Write out each line of the listing as it stands, without the images.

***** DATA TO USE *****

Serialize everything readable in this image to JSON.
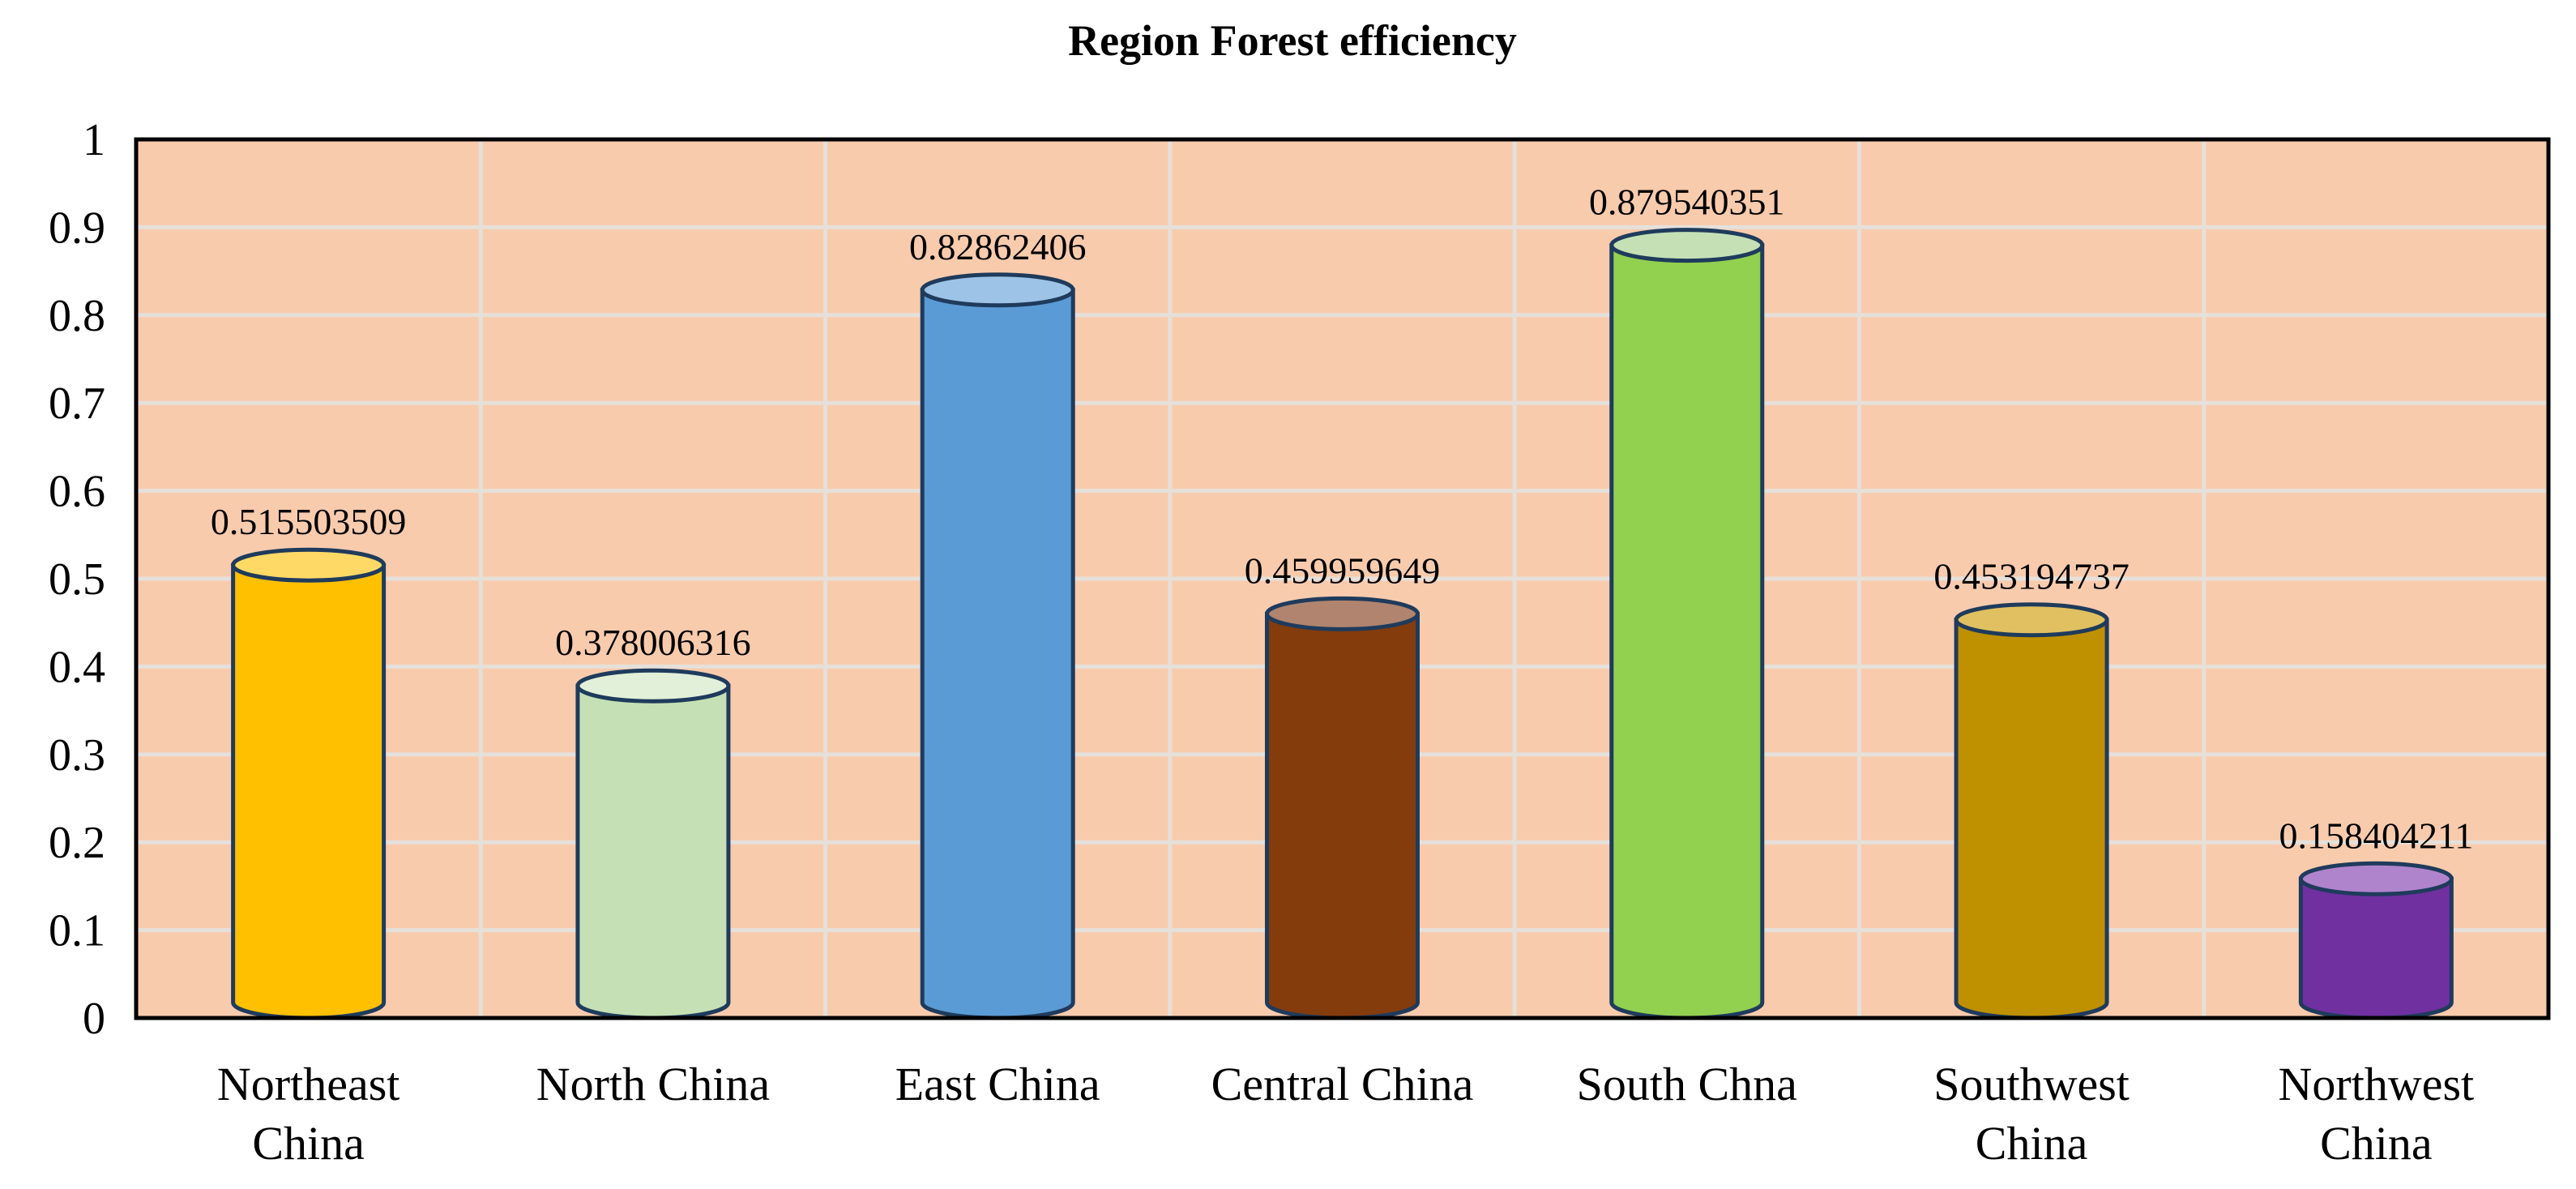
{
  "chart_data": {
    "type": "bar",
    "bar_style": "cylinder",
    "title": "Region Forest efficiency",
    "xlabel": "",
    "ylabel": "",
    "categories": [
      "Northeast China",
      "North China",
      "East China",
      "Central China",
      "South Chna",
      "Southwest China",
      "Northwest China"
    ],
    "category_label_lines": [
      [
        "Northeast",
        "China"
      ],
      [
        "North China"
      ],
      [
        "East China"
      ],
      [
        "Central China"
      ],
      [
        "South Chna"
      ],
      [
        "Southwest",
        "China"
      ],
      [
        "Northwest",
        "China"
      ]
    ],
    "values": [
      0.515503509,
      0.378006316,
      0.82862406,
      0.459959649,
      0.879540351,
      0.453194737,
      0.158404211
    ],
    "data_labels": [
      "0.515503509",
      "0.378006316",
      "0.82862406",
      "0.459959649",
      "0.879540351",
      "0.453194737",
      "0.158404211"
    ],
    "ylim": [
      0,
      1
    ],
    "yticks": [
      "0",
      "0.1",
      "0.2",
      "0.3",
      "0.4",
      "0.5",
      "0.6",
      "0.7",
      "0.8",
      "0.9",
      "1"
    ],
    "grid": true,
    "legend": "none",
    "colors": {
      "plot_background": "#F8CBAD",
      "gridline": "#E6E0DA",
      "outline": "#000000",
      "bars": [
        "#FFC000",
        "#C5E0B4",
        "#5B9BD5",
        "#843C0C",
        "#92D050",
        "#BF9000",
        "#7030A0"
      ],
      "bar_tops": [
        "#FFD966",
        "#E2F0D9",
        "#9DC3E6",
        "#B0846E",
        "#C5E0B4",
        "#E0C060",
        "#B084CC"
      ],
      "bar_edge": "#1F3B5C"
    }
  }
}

*****

**FINISHED ANSWER**
Serialize everything readable in this image to JSON.
{
  "chart_data": {
    "type": "bar",
    "bar_style": "cylinder",
    "title": "Region Forest efficiency",
    "xlabel": "",
    "ylabel": "",
    "categories": [
      "Northeast China",
      "North China",
      "East China",
      "Central China",
      "South Chna",
      "Southwest China",
      "Northwest China"
    ],
    "category_label_lines": [
      [
        "Northeast",
        "China"
      ],
      [
        "North China"
      ],
      [
        "East China"
      ],
      [
        "Central China"
      ],
      [
        "South Chna"
      ],
      [
        "Southwest",
        "China"
      ],
      [
        "Northwest",
        "China"
      ]
    ],
    "values": [
      0.515503509,
      0.378006316,
      0.82862406,
      0.459959649,
      0.879540351,
      0.453194737,
      0.158404211
    ],
    "data_labels": [
      "0.515503509",
      "0.378006316",
      "0.82862406",
      "0.459959649",
      "0.879540351",
      "0.453194737",
      "0.158404211"
    ],
    "ylim": [
      0,
      1
    ],
    "yticks": [
      "0",
      "0.1",
      "0.2",
      "0.3",
      "0.4",
      "0.5",
      "0.6",
      "0.7",
      "0.8",
      "0.9",
      "1"
    ],
    "grid": true,
    "legend": "none",
    "colors": {
      "plot_background": "#F8CBAD",
      "gridline": "#E6E0DA",
      "outline": "#000000",
      "bars": [
        "#FFC000",
        "#C5E0B4",
        "#5B9BD5",
        "#843C0C",
        "#92D050",
        "#BF9000",
        "#7030A0"
      ],
      "bar_tops": [
        "#FFD966",
        "#E2F0D9",
        "#9DC3E6",
        "#B0846E",
        "#C5E0B4",
        "#E0C060",
        "#B084CC"
      ],
      "bar_edge": "#1F3B5C"
    }
  }
}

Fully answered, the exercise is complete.